Task input =>
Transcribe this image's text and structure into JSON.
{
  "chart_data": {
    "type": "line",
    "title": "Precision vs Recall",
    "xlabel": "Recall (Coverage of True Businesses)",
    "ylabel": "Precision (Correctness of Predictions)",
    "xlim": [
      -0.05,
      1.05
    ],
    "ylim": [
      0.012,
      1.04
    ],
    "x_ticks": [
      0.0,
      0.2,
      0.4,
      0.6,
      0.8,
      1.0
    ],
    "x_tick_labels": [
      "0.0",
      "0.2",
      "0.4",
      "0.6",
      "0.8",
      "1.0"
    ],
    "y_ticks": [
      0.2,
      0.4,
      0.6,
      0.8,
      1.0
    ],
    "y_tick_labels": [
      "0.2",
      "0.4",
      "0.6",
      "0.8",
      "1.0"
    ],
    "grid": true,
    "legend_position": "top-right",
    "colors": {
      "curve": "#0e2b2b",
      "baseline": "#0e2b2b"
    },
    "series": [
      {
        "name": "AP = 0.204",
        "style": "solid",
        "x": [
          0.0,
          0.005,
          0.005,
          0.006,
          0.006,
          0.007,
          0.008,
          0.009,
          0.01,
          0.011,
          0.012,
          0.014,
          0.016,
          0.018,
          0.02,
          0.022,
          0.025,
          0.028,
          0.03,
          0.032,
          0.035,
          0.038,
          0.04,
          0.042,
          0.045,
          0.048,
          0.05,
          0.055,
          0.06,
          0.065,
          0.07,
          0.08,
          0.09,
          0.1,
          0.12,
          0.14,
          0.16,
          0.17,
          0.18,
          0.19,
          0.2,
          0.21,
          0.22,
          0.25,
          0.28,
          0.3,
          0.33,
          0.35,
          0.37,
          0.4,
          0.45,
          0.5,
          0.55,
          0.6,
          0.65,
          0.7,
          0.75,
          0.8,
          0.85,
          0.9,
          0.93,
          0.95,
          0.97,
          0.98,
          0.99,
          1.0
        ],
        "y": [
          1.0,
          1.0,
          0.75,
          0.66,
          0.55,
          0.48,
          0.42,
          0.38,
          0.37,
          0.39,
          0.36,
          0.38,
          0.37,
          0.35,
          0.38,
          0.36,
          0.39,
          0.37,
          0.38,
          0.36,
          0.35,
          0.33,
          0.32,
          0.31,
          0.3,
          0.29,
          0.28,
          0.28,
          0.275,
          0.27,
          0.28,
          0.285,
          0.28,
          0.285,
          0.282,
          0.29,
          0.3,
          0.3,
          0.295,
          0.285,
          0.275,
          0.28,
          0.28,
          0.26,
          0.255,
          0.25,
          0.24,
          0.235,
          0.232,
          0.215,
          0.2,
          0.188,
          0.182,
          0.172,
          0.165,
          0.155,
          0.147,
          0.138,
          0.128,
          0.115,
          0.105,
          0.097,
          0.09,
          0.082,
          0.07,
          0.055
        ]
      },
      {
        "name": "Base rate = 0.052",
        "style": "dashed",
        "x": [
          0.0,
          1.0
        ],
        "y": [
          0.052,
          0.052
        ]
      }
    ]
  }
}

Prompt =>
Identify and copy lines that hold the string "Recall".

Finished task =>
    "title": "Precision vs Recall",
    "xlabel": "Recall (Coverage of True Businesses)",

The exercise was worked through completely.